START Page excerpt

2. Assess the likelihood of UTI. Risk factors for UTI are female sex, not being circumcised, no other source of fever, and fever ≥39°C. Additional risk factors in girls are white race, age <12 months, and fever for >2 days. Additional risk factors in boys are nonblack race and fever for ≥24 hours.
Low-risk patients can be followed clinically without urine evaluation.
In patients who are not low risk, obtain a urine culture by either catheterization or suprapubic aspiration for urinalysis and culture, or obtain a urine specimen for urinalysis followed by culture if positive.
3. Establish UTI diagnosis. Diagnosis requires both abnormal urinalysis (pyuria, bacteriuria, or both) and urine culture with >50,000 CFU/mL of a urinary pathogen.
4. Oral therapy and parenteral therapy are both efficacious, and decisions should be based on practical considerations (e.g., the patient's ability to take oral medication). Adjust antibiotics according to sensitivity patterns. Minimal duration of therapy is 7 days. No differences in efficacy have been documented among 7-, 10-, and 14-day regimens.
5. Evaluation after a first febrile UTI should include renal and bladder ultrasound. Increasing evidence indicates that antibiotic prophylaxis for low-grade reflux does not improve outcomes. Therefore, routine VCUG is not recommended after a first UTI.

END Page excerpt
START Data supplied

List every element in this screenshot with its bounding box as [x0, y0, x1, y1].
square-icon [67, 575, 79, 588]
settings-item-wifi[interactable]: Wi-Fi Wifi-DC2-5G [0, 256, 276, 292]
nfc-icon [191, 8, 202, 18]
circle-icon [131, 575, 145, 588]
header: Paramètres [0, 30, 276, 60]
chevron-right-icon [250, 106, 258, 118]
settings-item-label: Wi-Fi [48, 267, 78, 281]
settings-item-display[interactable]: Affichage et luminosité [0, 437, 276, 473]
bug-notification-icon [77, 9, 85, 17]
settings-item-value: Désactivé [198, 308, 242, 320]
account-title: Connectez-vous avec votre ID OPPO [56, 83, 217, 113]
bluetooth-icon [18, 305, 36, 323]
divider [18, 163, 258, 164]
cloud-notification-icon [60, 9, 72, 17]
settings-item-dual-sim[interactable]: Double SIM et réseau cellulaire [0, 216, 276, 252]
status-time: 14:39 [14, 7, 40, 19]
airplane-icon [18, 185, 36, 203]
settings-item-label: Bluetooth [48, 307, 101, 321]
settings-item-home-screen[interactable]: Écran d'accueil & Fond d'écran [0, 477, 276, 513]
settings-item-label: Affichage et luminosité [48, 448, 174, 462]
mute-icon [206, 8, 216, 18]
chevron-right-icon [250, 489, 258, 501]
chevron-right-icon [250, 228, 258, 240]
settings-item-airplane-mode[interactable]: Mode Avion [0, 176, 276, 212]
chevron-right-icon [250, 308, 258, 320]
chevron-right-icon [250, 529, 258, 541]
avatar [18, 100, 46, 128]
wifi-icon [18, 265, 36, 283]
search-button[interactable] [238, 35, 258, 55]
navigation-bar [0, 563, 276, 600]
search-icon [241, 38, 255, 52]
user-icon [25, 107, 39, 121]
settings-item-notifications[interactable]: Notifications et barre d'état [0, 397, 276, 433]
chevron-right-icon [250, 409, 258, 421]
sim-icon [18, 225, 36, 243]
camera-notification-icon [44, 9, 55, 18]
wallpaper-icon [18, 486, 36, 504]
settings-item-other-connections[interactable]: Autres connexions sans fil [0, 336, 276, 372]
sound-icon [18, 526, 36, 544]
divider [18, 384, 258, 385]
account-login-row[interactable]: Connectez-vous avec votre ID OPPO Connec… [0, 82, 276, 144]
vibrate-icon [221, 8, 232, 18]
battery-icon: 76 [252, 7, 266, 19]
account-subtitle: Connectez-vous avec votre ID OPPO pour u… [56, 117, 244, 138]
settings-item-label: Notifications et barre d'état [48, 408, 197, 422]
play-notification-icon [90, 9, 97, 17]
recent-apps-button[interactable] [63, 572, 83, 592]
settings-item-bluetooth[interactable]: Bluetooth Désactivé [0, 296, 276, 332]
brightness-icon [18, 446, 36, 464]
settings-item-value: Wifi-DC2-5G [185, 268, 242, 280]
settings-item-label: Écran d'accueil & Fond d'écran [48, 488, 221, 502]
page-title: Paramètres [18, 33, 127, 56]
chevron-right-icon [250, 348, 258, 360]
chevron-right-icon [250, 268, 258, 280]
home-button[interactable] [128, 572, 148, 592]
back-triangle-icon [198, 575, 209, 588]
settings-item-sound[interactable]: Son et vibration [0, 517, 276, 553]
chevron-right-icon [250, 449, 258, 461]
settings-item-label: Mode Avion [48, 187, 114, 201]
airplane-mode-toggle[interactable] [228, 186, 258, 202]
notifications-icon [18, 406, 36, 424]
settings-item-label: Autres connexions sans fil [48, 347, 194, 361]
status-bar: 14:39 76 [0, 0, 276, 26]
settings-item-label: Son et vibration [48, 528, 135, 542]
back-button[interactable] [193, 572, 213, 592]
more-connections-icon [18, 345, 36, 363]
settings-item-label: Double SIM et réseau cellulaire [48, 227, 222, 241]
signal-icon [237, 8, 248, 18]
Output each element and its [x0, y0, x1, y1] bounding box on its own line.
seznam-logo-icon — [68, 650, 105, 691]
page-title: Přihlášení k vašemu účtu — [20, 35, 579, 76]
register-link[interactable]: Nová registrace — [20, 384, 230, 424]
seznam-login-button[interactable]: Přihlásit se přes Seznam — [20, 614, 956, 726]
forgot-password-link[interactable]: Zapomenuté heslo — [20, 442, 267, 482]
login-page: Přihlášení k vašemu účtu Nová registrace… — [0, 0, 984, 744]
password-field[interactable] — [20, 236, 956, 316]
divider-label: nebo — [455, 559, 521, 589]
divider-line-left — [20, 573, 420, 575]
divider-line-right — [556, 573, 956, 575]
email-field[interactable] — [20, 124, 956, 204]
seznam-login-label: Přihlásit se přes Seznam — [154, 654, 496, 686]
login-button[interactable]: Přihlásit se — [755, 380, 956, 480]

END Data supplied

Tasks to complete ▸
A) What is the minimum duration of therapy given in the UTI guidance?
B) Go on writing the UTI guidance from its final sentence.

Answers to the exercises ▸
A) 7 days.

B)
6. VCUG should be performed in patients with a first UTI only if ultrasound suggests high-grade vesicoureteral reflux. VCUG is indicated for recurrent febrile UTI.
7. Following a confirmation of UTI, physicians should instruct parents to seek prompt care for future unexplained febrile illness.
Subcommittee on Urinary Tract Infection. Urinary tract infection: Clinical practice guideline for the diagnosis and management of the initial UTI in febrile infants and children 2 to 24 months. Pediatrics 2011 Sep; 128:595.
Comment
In the era of conjugated vaccines for Haemophilus influenzae and Streptococcus pneumoniae, bacteria that cause UTI have become one of the most common causes of serious bacterial infection in infants aged 2 to 24 months. This extremely clear document outlines a systematic approach to diagnosis and management that minimizes harm, maximizes benefit, and optimizes the use of lab tests and procedures in patients who are most likely to receive benefit.